▸ Directive
Which lines in the data below contain the string "site"? Pull each one out in full.

▸ Input for this task
==============================

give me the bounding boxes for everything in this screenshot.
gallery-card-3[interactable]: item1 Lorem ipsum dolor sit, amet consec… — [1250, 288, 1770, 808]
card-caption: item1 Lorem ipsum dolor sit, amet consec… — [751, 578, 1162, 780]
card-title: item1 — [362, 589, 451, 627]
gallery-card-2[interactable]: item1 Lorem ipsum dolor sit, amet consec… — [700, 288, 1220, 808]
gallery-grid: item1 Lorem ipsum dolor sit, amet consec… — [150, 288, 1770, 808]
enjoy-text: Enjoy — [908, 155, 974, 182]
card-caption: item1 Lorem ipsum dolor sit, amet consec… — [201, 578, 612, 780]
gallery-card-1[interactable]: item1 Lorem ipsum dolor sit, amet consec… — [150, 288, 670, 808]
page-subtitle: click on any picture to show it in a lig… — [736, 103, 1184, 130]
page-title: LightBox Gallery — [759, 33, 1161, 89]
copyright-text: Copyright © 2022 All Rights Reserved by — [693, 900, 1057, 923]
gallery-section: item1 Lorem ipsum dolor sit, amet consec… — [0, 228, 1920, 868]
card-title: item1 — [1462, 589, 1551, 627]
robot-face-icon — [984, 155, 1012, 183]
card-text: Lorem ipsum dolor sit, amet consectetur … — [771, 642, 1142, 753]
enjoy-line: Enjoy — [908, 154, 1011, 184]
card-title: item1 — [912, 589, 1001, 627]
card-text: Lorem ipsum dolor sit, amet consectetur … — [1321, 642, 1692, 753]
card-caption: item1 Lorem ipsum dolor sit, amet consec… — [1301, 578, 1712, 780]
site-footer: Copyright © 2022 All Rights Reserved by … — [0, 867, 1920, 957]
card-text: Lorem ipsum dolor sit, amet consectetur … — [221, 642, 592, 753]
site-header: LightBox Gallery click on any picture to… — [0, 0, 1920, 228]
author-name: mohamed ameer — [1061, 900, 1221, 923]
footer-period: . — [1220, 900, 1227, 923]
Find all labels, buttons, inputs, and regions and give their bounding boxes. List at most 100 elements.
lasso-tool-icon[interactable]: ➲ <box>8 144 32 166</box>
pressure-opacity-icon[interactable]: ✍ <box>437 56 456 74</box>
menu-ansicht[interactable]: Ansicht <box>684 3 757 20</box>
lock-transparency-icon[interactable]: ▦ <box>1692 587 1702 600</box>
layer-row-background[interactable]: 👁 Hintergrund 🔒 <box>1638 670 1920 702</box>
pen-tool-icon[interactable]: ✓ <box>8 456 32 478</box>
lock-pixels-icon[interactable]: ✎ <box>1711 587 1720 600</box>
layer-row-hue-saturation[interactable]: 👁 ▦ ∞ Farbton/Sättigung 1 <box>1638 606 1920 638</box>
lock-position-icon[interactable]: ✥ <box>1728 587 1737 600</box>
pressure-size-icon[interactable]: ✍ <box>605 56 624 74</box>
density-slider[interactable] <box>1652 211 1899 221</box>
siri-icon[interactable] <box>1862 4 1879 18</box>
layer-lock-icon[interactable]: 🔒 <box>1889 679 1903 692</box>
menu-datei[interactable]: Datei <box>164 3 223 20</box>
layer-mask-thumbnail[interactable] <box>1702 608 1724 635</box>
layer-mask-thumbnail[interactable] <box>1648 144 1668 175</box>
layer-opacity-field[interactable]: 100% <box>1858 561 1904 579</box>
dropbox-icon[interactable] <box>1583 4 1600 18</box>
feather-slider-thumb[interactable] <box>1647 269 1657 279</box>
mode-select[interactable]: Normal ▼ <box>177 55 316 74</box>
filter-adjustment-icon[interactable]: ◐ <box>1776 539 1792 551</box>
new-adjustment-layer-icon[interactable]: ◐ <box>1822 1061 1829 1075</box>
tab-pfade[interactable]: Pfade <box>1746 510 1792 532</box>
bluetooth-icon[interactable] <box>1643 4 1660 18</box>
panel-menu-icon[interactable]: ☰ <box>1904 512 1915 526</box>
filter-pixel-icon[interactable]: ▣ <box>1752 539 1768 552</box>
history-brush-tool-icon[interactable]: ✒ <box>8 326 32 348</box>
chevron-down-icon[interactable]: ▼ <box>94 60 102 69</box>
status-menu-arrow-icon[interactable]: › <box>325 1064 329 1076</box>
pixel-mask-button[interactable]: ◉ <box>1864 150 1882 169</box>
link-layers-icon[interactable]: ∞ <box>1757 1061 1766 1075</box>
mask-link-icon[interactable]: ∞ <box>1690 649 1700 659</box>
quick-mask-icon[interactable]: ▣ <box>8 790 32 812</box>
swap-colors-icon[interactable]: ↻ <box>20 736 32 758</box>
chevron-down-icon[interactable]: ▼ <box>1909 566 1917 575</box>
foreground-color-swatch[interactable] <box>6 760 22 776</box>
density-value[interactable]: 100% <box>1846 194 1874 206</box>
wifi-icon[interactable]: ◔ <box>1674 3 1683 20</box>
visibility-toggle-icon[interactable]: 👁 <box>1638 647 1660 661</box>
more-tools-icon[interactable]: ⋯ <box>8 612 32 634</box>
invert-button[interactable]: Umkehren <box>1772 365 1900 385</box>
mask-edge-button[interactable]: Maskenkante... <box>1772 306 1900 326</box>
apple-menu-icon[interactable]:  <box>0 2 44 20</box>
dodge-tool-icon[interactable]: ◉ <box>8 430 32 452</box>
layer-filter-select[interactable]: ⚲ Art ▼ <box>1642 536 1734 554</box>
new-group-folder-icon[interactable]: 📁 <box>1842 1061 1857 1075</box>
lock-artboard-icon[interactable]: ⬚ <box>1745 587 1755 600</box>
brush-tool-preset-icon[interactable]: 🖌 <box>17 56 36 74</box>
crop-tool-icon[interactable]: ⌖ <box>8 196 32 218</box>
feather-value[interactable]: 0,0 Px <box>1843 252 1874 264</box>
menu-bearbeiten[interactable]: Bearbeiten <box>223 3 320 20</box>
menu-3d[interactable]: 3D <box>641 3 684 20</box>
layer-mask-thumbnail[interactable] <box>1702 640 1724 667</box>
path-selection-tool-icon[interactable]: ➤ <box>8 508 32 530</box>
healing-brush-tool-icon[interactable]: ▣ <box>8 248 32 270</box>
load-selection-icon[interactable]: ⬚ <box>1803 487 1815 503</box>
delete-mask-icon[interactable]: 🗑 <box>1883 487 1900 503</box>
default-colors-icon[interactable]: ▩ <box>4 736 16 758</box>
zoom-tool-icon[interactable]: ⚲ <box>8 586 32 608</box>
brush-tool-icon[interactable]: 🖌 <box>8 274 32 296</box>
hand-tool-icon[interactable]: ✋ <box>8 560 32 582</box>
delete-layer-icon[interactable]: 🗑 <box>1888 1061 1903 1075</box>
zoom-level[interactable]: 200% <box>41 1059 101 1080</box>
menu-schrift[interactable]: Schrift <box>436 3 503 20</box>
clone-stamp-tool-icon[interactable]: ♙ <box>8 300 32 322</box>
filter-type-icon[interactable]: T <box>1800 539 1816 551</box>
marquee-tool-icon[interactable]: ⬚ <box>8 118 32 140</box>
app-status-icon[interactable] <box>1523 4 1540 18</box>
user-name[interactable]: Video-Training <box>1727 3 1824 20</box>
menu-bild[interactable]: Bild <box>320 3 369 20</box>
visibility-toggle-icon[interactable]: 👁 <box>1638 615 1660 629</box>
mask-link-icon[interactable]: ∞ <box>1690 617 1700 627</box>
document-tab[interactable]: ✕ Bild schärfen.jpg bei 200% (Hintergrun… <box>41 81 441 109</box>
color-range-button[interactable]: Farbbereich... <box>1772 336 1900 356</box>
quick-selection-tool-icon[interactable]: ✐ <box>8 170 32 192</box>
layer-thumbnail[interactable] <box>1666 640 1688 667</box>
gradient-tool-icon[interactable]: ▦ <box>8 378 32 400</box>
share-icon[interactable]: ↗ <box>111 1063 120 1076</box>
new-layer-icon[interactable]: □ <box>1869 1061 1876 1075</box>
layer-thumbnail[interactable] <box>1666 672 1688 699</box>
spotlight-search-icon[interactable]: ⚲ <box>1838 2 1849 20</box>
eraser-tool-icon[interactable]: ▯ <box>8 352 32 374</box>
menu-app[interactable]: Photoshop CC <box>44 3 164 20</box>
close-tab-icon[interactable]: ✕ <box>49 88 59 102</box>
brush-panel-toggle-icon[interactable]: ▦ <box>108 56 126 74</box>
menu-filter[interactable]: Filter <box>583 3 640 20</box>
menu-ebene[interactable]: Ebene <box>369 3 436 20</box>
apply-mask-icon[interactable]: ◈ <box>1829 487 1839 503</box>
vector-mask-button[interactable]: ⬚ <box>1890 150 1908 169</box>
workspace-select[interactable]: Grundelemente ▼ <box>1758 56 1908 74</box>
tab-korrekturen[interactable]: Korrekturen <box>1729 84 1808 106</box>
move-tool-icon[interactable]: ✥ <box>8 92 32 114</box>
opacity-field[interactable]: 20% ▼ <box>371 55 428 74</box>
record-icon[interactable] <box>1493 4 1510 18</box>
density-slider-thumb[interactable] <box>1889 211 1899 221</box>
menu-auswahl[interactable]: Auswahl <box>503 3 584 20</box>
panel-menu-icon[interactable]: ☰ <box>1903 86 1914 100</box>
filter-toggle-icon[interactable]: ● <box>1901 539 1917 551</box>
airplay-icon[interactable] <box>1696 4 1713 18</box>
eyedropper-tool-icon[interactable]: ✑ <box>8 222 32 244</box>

==============================

▸ Written response
site-footer: Copyright © 2022 All Rights Reserved by … — [0, 867, 1920, 957]
site-header: LightBox Gallery click on any picture to… — [0, 0, 1920, 228]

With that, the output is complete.